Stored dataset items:

------------------------

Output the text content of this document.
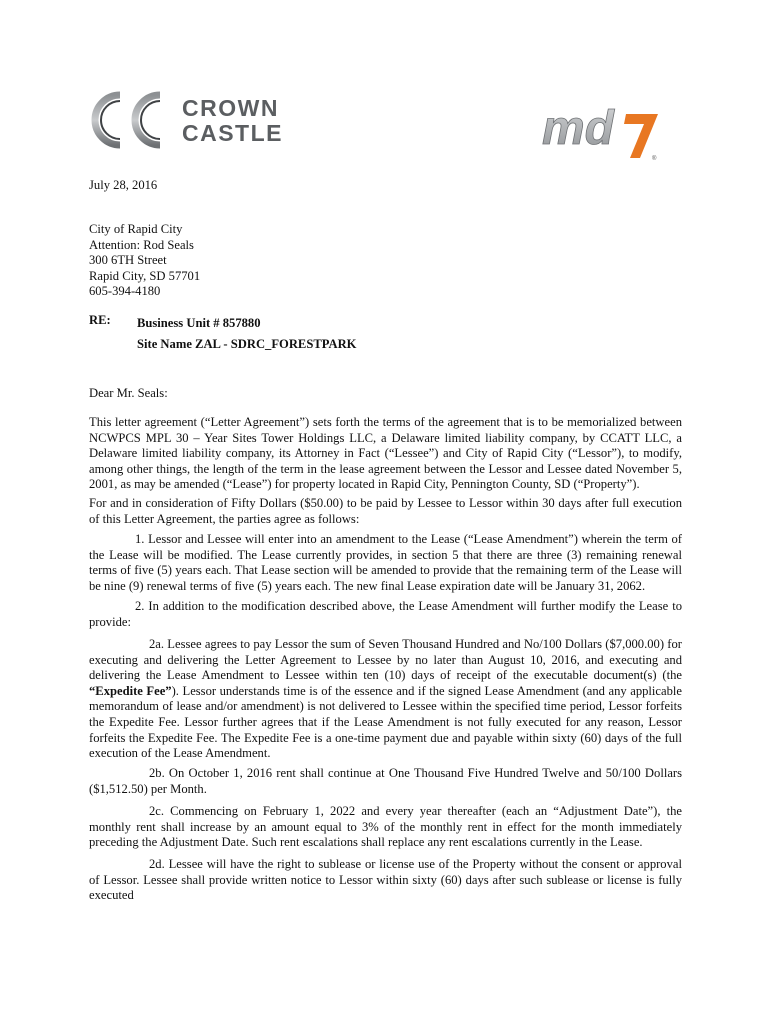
CROWN
CASTLE	md
®
July 28, 2016
City of Rapid City
Attention: Rod Seals
300 6TH Street
Rapid City, SD 57701
605-394-4180
RE: Business Unit # 857880
Site Name ZAL - SDRC_FORESTPARK
Dear Mr. Seals:
This letter agreement (“Letter Agreement”) sets forth the terms of the agreement that is to be memorialized between NCWPCS MPL 30 – Year Sites Tower Holdings LLC, a Delaware limited liability company, by CCATT LLC, a Delaware limited liability company, its Attorney in Fact (“Lessee”) and City of Rapid City (“Lessor”), to modify, among other things, the length of the term in the lease agreement between the Lessor and Lessee dated November 5, 2001, as may be amended (“Lease”) for property located in Rapid City, Pennington County, SD (“Property”).
For and in consideration of Fifty Dollars ($50.00) to be paid by Lessee to Lessor within 30 days after full execution of this Letter Agreement, the parties agree as follows:
1. Lessor and Lessee will enter into an amendment to the Lease (“Lease Amendment”) wherein the term of the Lease will be modified. The Lease currently provides, in section 5 that there are three (3) remaining renewal terms of five (5) years each. That Lease section will be amended to provide that the remaining term of the Lease will be nine (9) renewal terms of five (5) years each. The new final Lease expiration date will be January 31, 2062.
2. In addition to the modification described above, the Lease Amendment will further modify the Lease to provide:
2a. Lessee agrees to pay Lessor the sum of Seven Thousand Hundred and No/100 Dollars ($7,000.00) for executing and delivering the Letter Agreement to Lessee by no later than August 10, 2016, and executing and delivering the Lease Amendment to Lessee within ten (10) days of receipt of the executable document(s) (the “Expedite Fee”). Lessor understands time is of the essence and if the signed Lease Amendment (and any applicable memorandum of lease and/or amendment) is not delivered to Lessee within the specified time period, Lessor forfeits the Expedite Fee. Lessor further agrees that if the Lease Amendment is not fully executed for any reason, Lessor forfeits the Expedite Fee. The Expedite Fee is a one-time payment due and payable within sixty (60) days of the full execution of the Lease Amendment.
2b. On October 1, 2016 rent shall continue at One Thousand Five Hundred Twelve and 50/100 Dollars ($1,512.50) per Month.
2c. Commencing on February 1, 2022 and every year thereafter (each an “Adjustment Date”), the monthly rent shall increase by an amount equal to 3% of the monthly rent in effect for the month immediately preceding the Adjustment Date. Such rent escalations shall replace any rent escalations currently in the Lease.
2d. Lessee will have the right to sublease or license use of the Property without the consent or approval of Lessor. Lessee shall provide written notice to Lessor within sixty (60) days after such sublease or license is fully executed
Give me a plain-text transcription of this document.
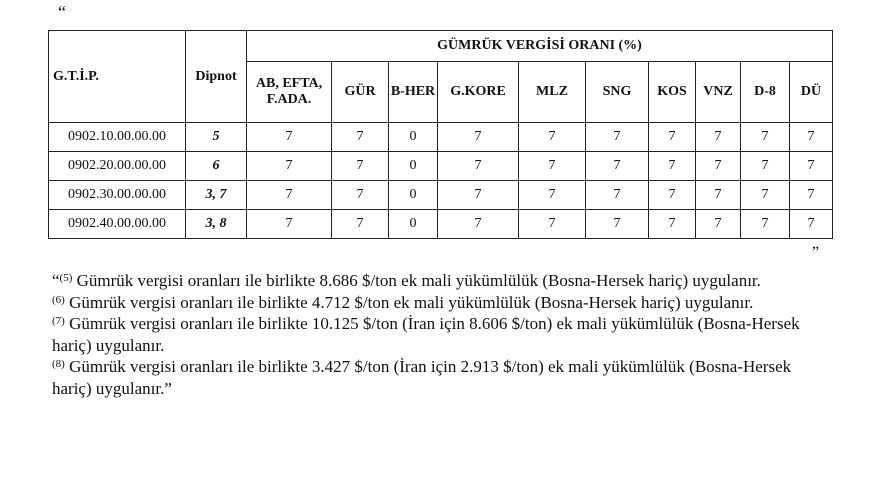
“
G.T.İ.P.	Dipnot	GÜMRÜK VERGİSİ ORANI (%)									
		AB, EFTA, F.ADA.	GÜR	B-HER	G.KORE	MLZ	SNG	KOS	VNZ	D-8	DÜ
0902.10.00.00.00	5	7	7	0	7	7	7	7	7	7	7
0902.20.00.00.00	6	7	7	0	7	7	7	7	7	7	7
0902.30.00.00.00	3, 7	7	7	0	7	7	7	7	7	7	7
0902.40.00.00.00	3, 8	7	7	0	7	7	7	7	7	7	7
”

“$^{(5)}$ Gümrük vergisi oranları ile birlikte 8.686 $/ton ek mali yükümlülük (Bosna-Hersek hariç) uygulanır.

$^{(6)}$ Gümrük vergisi oranları ile birlikte 4.712 $/ton ek mali yükümlülük (Bosna-Hersek hariç) uygulanır.

$^{(7)}$ Gümrük vergisi oranları ile birlikte 10.125 $/ton (İran için 8.606 $/ton) ek mali yükümlülük (Bosna-Hersek hariç) uygulanır.

$^{(8)}$ Gümrük vergisi oranları ile birlikte 3.427 $/ton (İran için 2.913 $/ton) ek mali yükümlülük (Bosna-Hersek hariç) uygulanır.”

------------------------

WHAT THE TASK ASKS >> Transcribe the listing above verbatim. Omit the pictures.

ANSWER FOR THIS EXERCISE >>
Output the text content of this document.
CROWN
CASTLE	md
®
July 28, 2016
City of Rapid City
Attention: Rod Seals
300 6TH Street
Rapid City, SD 57701
605-394-4180
RE: Business Unit # 857880
Site Name ZAL - SDRC_FORESTPARK
Dear Mr. Seals:
This letter agreement (“Letter Agreement”) sets forth the terms of the agreement that is to be memorialized between NCWPCS MPL 30 – Year Sites Tower Holdings LLC, a Delaware limited liability company, by CCATT LLC, a Delaware limited liability company, its Attorney in Fact (“Lessee”) and City of Rapid City (“Lessor”), to modify, among other things, the length of the term in the lease agreement between the Lessor and Lessee dated November 5, 2001, as may be amended (“Lease”) for property located in Rapid City, Pennington County, SD (“Property”).
For and in consideration of Fifty Dollars ($50.00) to be paid by Lessee to Lessor within 30 days after full execution of this Letter Agreement, the parties agree as follows:
1. Lessor and Lessee will enter into an amendment to the Lease (“Lease Amendment”) wherein the term of the Lease will be modified. The Lease currently provides, in section 5 that there are three (3) remaining renewal terms of five (5) years each. That Lease section will be amended to provide that the remaining term of the Lease will be nine (9) renewal terms of five (5) years each. The new final Lease expiration date will be January 31, 2062.
2. In addition to the modification described above, the Lease Amendment will further modify the Lease to provide:
2a. Lessee agrees to pay Lessor the sum of Seven Thousand Hundred and No/100 Dollars ($7,000.00) for executing and delivering the Letter Agreement to Lessee by no later than August 10, 2016, and executing and delivering the Lease Amendment to Lessee within ten (10) days of receipt of the executable document(s) (the “Expedite Fee”). Lessor understands time is of the essence and if the signed Lease Amendment (and any applicable memorandum of lease and/or amendment) is not delivered to Lessee within the specified time period, Lessor forfeits the Expedite Fee. Lessor further agrees that if the Lease Amendment is not fully executed for any reason, Lessor forfeits the Expedite Fee. The Expedite Fee is a one-time payment due and payable within sixty (60) days of the full execution of the Lease Amendment.
2b. On October 1, 2016 rent shall continue at One Thousand Five Hundred Twelve and 50/100 Dollars ($1,512.50) per Month.
2c. Commencing on February 1, 2022 and every year thereafter (each an “Adjustment Date”), the monthly rent shall increase by an amount equal to 3% of the monthly rent in effect for the month immediately preceding the Adjustment Date. Such rent escalations shall replace any rent escalations currently in the Lease.
2d. Lessee will have the right to sublease or license use of the Property without the consent or approval of Lessor. Lessee shall provide written notice to Lessor within sixty (60) days after such sublease or license is fully executed
Give me a plain-text transcription of this document.
“
G.T.İ.P.	Dipnot	GÜMRÜK VERGİSİ ORANI (%)									
		AB, EFTA, F.ADA.	GÜR	B-HER	G.KORE	MLZ	SNG	KOS	VNZ	D-8	DÜ
0902.10.00.00.00	5	7	7	0	7	7	7	7	7	7	7
0902.20.00.00.00	6	7	7	0	7	7	7	7	7	7	7
0902.30.00.00.00	3, 7	7	7	0	7	7	7	7	7	7	7
0902.40.00.00.00	3, 8	7	7	0	7	7	7	7	7	7	7
”

“$^{(5)}$ Gümrük vergisi oranları ile birlikte 8.686 $/ton ek mali yükümlülük (Bosna-Hersek hariç) uygulanır.

$^{(6)}$ Gümrük vergisi oranları ile birlikte 4.712 $/ton ek mali yükümlülük (Bosna-Hersek hariç) uygulanır.

$^{(7)}$ Gümrük vergisi oranları ile birlikte 10.125 $/ton (İran için 8.606 $/ton) ek mali yükümlülük (Bosna-Hersek hariç) uygulanır.

$^{(8)}$ Gümrük vergisi oranları ile birlikte 3.427 $/ton (İran için 2.913 $/ton) ek mali yükümlülük (Bosna-Hersek hariç) uygulanır.”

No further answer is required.